# [PROBLEM TO WORK ON]
Show each line from the listing that includes the word "disregarded".

# [SUPPLIED DATA]
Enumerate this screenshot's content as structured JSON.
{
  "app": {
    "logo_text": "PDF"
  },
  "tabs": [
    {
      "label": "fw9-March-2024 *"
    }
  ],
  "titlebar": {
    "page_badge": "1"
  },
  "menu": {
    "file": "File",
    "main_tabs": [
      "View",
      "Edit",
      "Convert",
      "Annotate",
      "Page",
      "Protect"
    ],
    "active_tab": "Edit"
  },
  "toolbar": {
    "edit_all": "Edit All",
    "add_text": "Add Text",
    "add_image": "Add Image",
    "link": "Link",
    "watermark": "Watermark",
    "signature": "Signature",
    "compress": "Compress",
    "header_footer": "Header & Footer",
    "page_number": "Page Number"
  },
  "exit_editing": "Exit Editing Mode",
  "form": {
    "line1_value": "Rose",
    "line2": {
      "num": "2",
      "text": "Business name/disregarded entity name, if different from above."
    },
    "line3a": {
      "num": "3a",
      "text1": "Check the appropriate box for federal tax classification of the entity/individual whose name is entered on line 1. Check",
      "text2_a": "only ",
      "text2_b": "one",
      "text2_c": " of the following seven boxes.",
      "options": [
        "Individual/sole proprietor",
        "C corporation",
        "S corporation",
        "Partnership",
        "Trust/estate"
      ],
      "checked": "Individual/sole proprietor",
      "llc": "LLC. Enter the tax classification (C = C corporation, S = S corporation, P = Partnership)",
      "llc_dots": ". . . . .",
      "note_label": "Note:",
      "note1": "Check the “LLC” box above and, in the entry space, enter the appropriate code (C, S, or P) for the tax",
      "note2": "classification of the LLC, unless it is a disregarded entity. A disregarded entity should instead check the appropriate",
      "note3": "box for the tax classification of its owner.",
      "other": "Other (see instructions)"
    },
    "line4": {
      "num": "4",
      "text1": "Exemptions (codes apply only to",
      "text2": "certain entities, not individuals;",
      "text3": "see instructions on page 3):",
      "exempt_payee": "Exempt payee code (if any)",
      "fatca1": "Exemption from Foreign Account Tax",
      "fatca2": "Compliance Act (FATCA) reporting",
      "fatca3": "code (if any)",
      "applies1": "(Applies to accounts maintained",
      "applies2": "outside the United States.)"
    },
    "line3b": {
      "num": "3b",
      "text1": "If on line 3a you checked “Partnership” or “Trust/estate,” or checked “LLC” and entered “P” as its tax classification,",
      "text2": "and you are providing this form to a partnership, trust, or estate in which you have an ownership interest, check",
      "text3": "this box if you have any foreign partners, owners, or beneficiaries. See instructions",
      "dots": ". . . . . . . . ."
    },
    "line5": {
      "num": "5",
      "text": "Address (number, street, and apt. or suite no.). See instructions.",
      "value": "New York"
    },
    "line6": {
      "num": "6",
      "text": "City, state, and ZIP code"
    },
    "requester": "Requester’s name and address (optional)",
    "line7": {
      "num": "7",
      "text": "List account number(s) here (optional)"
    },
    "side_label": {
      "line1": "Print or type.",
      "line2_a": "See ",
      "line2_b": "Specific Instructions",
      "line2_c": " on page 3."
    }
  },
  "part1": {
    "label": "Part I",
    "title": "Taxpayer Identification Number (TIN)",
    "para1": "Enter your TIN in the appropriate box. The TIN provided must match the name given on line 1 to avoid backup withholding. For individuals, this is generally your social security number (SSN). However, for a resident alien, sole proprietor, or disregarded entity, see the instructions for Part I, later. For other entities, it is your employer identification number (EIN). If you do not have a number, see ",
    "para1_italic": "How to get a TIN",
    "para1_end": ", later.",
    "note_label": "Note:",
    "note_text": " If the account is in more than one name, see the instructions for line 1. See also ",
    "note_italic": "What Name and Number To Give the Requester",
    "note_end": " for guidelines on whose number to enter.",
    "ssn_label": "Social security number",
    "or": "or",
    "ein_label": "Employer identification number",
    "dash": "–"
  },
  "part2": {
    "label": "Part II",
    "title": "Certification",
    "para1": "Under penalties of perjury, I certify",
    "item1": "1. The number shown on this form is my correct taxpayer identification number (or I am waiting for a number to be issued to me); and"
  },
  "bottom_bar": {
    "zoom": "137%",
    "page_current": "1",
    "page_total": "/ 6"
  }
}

# [REPLY]
      "text": "Business name/disregarded entity name, if different from above."
      "note2": "classification of the LLC, unless it is a disregarded entity. A disregarded entity should instead check the appropriate",
    "para1": "Enter your TIN in the appropriate box. The TIN provided must match the name given on line 1 to avoid backup withholding. For individuals, this is generally your social security number (SSN). However, for a resident alien, sole proprietor, or disregarded entity, see the instructions for Part I, later. For other entities, it is your employer identification number (EIN). If you do not have a number, see ",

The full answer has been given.